Records for the task.
----------
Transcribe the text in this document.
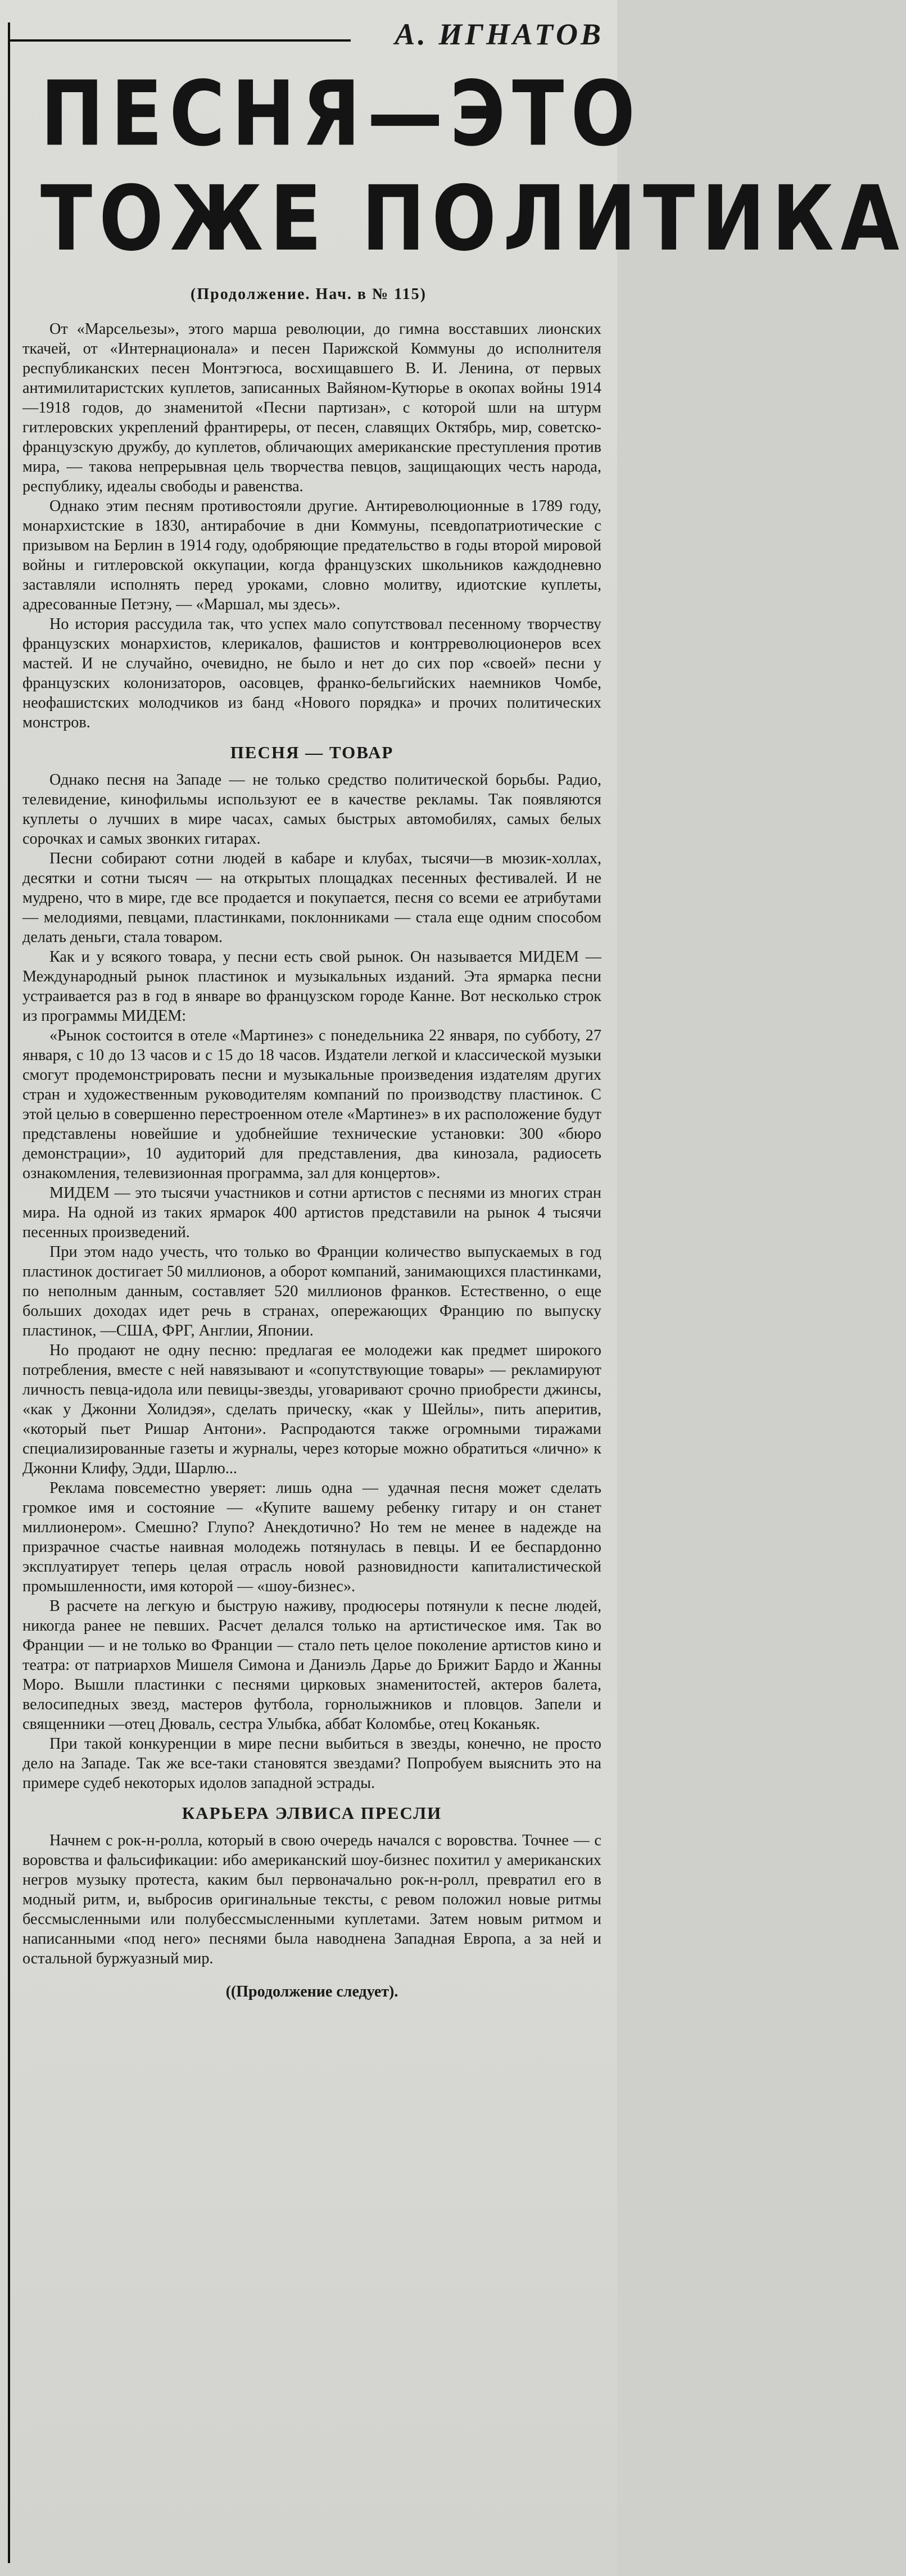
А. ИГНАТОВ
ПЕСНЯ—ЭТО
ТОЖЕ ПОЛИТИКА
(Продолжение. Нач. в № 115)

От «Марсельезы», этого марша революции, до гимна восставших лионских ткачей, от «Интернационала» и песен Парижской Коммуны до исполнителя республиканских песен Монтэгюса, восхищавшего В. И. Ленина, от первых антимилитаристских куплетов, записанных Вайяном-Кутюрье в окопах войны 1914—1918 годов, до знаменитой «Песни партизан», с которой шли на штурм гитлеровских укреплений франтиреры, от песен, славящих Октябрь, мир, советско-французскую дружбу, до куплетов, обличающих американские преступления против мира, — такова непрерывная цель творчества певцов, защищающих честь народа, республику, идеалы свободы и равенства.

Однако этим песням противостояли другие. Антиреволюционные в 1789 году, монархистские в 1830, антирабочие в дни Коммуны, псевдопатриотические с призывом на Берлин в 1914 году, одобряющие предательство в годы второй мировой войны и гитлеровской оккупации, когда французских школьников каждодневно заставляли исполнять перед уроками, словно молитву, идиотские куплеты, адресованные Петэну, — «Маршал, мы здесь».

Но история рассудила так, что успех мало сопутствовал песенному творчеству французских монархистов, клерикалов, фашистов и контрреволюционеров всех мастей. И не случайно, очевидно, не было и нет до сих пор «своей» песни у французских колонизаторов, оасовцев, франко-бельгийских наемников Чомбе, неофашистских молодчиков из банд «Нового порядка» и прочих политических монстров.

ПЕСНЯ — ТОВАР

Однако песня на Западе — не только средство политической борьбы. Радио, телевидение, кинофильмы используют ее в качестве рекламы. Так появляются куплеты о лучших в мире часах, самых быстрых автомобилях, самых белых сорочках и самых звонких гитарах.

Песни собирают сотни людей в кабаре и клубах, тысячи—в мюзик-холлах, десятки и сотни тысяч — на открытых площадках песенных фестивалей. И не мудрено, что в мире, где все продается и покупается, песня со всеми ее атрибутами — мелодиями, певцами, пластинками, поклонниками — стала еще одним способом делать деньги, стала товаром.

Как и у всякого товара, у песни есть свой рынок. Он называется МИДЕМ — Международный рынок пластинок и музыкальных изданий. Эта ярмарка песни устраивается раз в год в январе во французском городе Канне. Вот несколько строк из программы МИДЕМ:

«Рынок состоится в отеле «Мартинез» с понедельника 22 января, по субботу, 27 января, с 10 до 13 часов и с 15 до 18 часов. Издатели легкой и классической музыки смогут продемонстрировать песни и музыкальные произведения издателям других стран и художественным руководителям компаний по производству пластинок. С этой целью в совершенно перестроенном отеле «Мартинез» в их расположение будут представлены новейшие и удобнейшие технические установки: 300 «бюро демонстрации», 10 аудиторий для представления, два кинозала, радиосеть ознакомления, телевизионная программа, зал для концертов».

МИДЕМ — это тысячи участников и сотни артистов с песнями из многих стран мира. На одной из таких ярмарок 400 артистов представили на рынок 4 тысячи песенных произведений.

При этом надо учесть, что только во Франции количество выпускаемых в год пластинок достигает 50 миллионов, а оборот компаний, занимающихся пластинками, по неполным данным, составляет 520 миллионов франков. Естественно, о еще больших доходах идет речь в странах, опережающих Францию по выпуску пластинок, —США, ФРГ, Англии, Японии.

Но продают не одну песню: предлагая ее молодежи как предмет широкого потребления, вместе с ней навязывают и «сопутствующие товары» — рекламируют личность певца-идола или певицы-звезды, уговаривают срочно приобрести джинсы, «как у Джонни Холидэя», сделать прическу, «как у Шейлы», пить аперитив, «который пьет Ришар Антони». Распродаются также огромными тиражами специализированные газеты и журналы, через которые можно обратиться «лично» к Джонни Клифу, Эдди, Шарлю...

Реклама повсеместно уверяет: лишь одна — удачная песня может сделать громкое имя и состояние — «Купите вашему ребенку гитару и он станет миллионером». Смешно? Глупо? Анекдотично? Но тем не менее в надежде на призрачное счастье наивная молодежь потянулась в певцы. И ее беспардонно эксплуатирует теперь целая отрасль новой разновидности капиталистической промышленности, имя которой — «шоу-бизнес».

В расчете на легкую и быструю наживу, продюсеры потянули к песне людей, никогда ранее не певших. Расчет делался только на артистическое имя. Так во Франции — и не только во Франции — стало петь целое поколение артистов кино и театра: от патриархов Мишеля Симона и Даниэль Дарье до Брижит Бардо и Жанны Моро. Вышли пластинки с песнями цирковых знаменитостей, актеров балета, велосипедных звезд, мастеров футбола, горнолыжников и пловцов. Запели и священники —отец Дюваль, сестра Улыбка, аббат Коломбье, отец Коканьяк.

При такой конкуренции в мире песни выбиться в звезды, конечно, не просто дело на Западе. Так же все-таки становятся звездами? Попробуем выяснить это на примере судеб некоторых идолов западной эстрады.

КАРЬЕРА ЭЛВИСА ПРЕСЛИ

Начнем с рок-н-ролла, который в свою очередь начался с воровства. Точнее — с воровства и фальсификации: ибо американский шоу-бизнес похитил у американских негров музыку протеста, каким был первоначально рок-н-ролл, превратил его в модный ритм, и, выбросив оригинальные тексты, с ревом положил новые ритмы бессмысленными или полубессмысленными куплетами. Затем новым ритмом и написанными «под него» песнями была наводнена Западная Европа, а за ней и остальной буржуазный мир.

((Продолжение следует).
----------
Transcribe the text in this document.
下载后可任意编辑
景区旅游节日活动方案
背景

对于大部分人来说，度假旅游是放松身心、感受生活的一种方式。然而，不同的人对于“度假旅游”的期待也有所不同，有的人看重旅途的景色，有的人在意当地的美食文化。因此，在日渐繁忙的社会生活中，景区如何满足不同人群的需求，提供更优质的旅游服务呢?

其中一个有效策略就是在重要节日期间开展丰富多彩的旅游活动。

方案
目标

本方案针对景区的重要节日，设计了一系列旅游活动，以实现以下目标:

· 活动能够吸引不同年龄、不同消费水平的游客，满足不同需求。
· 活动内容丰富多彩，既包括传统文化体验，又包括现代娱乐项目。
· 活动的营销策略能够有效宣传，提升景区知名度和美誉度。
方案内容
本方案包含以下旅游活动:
----------
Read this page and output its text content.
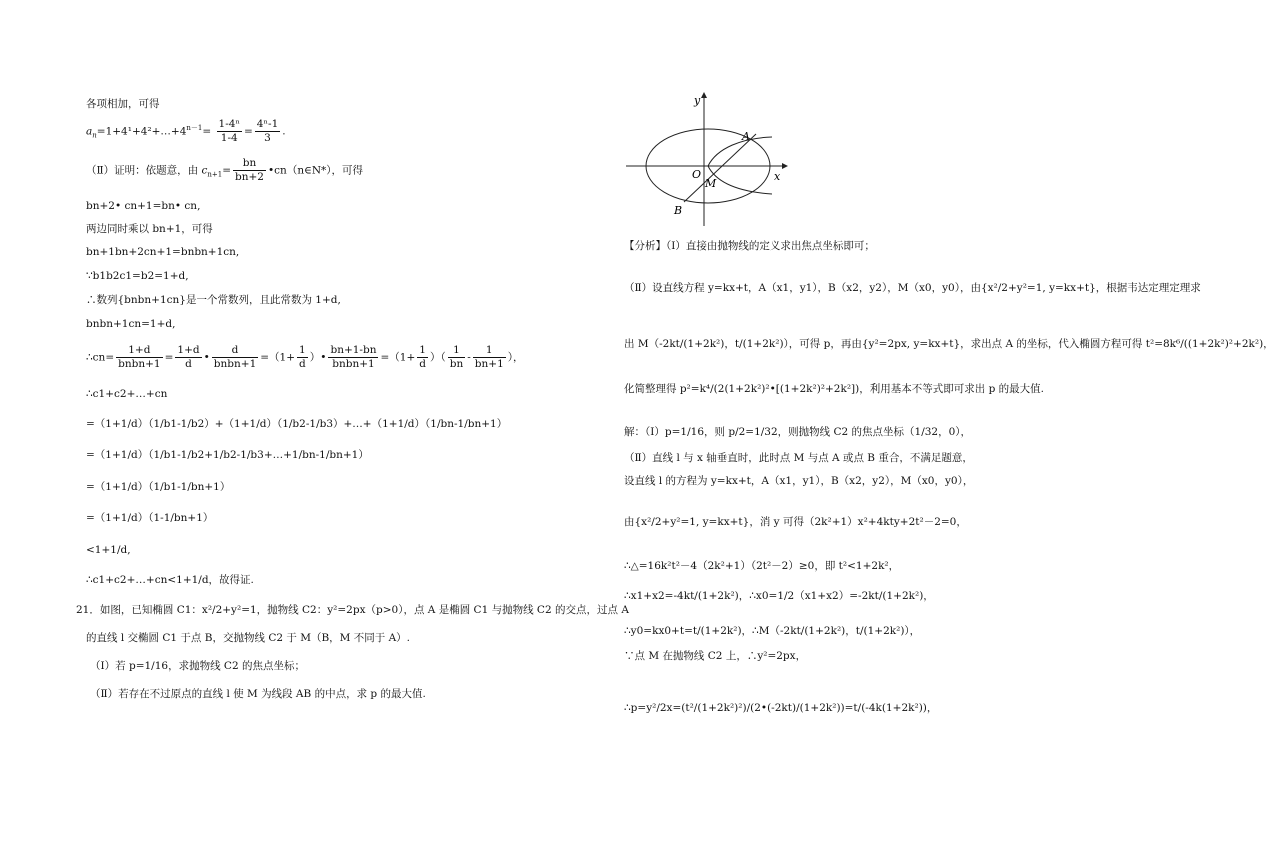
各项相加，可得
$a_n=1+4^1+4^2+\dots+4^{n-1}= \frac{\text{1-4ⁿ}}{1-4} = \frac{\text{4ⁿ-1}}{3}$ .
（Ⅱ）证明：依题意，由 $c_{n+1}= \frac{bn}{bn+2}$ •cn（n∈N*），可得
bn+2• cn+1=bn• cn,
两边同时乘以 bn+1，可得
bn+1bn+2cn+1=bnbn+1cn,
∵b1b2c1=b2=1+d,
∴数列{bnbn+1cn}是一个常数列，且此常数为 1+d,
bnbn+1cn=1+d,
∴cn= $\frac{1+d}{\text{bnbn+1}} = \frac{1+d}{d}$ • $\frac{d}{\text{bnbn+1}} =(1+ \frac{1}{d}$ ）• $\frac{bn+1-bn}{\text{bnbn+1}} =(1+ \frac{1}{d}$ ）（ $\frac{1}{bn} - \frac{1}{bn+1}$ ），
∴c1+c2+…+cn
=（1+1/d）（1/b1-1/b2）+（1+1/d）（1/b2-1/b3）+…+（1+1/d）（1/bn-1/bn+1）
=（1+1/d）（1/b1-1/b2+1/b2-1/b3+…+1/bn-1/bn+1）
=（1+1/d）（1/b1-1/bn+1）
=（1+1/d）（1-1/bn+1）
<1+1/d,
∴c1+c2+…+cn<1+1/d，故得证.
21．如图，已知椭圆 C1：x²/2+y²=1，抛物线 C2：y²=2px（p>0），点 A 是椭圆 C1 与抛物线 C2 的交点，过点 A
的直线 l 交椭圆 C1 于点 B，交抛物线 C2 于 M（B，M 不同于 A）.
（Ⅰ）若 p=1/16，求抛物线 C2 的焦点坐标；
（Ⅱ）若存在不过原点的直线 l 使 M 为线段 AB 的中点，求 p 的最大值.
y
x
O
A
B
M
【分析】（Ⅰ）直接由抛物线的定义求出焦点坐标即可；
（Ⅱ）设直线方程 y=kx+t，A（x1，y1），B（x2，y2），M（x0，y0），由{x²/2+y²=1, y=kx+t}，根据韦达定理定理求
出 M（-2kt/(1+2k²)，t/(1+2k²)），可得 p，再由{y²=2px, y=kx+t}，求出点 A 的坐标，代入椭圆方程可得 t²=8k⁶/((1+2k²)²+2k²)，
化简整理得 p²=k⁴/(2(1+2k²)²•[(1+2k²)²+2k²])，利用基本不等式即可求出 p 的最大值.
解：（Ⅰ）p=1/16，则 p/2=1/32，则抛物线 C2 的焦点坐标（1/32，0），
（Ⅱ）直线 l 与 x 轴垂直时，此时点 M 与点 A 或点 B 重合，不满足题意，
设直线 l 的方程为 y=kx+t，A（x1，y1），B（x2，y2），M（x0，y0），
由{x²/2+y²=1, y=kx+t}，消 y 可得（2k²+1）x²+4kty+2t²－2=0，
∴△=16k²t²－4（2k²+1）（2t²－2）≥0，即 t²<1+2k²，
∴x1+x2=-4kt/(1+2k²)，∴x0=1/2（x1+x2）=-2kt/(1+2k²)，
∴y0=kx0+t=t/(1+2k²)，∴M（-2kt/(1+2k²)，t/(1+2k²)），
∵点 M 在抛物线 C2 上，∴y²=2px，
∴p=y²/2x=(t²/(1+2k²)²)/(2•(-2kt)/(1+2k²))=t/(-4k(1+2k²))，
----------
The problem.
From the records given above, copy all lines containing "мира".

Output of the task.
От «Марсельезы», этого марша революции, до гимна восставших лионских ткачей, от «Интернационала» и песен Парижской Коммуны до исполнителя республиканских песен Монтэгюса, восхищавшего В. И. Ленина, от первых антимилитаристских куплетов, записанных Вайяном-Кутюрье в окопах войны 1914—1918 годов, до знаменитой «Песни партизан», с которой шли на штурм гитлеровских укреплений франтиреры, от песен, славящих Октябрь, мир, советско-французскую дружбу, до куплетов, обличающих американские преступления против мира, — такова непрерывная цель творчества певцов, защищающих честь народа, республику, идеалы свободы и равенства.
МИДЕМ — это тысячи участников и сотни артистов с песнями из многих стран мира. На одной из таких ярмарок 400 артистов представили на рынок 4 тысячи песенных произведений.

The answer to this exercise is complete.